┏━━

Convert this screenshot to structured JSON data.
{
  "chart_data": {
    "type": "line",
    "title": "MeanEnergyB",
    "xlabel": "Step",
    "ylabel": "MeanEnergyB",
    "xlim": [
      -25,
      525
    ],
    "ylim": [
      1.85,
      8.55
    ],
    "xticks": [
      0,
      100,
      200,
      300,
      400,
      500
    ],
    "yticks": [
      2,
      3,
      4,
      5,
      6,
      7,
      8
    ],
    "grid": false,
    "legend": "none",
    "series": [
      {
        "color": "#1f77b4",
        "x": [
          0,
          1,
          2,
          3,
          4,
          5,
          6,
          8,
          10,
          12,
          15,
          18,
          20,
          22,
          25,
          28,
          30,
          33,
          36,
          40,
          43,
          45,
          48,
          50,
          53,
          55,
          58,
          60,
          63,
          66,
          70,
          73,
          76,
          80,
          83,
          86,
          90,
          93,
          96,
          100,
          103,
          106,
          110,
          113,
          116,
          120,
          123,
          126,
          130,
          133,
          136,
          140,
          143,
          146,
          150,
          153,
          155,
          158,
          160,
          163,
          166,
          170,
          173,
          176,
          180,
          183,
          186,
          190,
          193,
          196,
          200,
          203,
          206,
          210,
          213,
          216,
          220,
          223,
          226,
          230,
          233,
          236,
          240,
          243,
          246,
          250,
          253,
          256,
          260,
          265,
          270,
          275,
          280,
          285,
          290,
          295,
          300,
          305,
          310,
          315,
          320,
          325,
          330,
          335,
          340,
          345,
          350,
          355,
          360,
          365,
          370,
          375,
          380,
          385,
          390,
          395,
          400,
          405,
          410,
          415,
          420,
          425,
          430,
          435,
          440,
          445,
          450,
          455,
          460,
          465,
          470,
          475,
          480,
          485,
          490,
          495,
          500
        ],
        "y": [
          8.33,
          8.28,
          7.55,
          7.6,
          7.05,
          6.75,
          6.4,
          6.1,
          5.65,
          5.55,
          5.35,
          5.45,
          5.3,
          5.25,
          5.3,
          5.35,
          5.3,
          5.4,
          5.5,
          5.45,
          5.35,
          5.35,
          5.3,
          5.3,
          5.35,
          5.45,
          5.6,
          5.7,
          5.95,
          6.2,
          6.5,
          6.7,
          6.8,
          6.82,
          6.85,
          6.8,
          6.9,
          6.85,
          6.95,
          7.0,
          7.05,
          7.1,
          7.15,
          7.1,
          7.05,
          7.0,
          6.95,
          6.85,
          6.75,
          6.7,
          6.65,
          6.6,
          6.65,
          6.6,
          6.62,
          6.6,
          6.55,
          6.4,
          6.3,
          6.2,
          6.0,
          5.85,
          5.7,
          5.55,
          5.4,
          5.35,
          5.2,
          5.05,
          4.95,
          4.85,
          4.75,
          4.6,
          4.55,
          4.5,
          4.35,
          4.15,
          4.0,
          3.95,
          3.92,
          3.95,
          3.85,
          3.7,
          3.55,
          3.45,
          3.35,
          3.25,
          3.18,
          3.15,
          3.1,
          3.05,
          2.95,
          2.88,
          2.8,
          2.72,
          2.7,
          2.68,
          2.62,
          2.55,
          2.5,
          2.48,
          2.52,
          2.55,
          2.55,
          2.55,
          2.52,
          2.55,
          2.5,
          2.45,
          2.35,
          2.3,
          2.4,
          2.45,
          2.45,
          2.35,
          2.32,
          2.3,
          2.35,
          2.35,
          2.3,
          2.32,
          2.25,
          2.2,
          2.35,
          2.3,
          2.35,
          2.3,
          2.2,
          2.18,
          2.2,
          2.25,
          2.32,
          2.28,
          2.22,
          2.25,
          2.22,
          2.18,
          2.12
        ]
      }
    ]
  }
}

┗━━

Request
Above are some records. Report the number of their lines that include "MeanEnergyB", and add nothing else.

Solution to this task
2